### Task objective:
Scan the data below and pick out the lines containing the word "Google".

[Collected data entries]

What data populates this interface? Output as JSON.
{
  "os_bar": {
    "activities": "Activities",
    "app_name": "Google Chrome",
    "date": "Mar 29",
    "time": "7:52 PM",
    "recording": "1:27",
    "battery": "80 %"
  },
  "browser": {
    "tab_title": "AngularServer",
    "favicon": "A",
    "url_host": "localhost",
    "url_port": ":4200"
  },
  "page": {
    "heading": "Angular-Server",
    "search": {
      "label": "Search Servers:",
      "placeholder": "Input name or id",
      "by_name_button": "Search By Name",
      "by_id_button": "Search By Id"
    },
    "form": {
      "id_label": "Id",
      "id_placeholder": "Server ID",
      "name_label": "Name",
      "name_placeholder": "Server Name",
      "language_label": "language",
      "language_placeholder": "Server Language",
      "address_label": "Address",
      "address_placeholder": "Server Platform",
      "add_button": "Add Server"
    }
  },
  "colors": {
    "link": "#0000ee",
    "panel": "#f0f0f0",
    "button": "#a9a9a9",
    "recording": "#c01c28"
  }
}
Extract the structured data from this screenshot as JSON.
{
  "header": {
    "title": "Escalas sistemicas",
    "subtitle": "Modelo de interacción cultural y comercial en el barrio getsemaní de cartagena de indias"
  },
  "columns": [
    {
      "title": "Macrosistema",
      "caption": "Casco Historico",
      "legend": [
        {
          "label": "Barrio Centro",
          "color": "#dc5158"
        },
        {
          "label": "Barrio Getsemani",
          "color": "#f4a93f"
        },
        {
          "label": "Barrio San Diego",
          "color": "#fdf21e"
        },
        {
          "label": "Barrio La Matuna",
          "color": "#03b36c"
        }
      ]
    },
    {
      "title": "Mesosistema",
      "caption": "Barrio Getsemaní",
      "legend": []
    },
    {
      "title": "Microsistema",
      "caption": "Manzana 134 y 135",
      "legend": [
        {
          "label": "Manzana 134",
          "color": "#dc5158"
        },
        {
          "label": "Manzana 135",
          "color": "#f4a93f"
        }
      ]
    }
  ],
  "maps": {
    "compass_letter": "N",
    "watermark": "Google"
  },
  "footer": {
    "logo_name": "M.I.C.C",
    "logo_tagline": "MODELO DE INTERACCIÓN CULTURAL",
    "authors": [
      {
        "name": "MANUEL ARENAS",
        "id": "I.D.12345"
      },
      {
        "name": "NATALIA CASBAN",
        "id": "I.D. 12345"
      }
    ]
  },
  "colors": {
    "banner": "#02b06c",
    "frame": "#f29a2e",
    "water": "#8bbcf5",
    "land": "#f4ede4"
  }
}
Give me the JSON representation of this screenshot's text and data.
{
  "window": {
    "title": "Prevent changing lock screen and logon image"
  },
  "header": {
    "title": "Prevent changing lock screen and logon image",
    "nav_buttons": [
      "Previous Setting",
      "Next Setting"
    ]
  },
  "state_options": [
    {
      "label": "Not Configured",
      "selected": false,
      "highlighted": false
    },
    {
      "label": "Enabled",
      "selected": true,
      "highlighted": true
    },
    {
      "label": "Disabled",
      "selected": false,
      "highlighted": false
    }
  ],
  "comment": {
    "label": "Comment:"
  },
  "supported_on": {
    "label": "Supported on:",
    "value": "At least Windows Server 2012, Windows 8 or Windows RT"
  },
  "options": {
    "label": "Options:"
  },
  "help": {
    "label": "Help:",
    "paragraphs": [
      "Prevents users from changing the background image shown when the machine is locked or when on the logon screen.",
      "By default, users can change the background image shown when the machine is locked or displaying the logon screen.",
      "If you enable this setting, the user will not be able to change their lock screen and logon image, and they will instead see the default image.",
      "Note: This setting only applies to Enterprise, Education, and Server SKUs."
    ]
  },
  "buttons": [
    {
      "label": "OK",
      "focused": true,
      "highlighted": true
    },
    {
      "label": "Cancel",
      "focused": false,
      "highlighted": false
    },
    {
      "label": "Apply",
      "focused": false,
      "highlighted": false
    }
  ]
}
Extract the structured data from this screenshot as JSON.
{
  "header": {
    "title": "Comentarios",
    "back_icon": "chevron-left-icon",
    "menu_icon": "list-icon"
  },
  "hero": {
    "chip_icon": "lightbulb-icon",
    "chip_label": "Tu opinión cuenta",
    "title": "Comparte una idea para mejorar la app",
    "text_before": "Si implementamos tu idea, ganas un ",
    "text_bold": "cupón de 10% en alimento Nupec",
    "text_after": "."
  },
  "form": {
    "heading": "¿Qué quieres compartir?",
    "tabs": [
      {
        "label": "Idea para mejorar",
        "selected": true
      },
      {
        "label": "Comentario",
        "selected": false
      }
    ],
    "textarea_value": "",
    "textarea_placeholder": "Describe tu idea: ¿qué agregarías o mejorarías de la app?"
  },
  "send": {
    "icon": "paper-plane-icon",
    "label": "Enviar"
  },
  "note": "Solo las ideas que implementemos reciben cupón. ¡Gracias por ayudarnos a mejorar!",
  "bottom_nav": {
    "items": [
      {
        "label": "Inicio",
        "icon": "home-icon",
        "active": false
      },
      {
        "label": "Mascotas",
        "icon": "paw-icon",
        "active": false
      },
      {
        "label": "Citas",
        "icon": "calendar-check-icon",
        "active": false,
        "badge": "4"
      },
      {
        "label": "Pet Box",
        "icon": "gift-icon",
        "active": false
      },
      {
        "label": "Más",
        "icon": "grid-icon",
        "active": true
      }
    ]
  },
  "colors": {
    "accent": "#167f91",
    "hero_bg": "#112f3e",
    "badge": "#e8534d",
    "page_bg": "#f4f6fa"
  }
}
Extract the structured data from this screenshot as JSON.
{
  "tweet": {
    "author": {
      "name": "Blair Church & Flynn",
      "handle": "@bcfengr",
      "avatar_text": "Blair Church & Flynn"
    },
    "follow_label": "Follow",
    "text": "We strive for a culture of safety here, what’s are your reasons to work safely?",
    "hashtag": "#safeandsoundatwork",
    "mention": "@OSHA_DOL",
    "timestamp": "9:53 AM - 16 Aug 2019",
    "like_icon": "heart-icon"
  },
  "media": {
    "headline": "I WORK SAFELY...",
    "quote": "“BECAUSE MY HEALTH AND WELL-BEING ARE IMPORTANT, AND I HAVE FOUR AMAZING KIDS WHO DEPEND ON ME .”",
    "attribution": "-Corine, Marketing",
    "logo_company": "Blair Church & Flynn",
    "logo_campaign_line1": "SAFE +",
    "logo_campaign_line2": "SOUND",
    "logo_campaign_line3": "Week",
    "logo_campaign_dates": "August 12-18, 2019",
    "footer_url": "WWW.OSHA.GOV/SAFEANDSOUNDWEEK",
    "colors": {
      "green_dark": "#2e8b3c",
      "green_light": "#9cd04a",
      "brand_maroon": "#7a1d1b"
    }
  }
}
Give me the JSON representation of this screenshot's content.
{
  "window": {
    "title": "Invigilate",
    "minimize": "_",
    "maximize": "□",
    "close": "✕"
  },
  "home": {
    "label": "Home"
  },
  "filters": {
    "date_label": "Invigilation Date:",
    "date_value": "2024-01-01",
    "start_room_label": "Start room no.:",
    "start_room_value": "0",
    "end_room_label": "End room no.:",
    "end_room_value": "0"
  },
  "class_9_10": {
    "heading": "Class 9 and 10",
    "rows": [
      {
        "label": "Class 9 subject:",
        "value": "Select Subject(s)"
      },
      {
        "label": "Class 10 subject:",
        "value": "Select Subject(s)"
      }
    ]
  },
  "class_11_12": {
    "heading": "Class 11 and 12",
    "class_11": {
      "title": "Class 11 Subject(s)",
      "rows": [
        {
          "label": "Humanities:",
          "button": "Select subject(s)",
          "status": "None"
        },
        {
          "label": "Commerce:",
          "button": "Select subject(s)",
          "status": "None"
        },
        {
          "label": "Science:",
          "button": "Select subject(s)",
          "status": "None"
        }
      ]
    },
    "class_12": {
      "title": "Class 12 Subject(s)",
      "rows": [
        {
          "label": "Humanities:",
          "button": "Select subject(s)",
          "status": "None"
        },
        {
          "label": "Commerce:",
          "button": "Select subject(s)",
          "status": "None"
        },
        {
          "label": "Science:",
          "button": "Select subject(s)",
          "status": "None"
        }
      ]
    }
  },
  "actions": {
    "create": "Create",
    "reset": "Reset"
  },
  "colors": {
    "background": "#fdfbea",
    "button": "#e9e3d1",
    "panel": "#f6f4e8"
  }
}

### The solution:
    "app_name": "Google Chrome",
    "watermark": "Google"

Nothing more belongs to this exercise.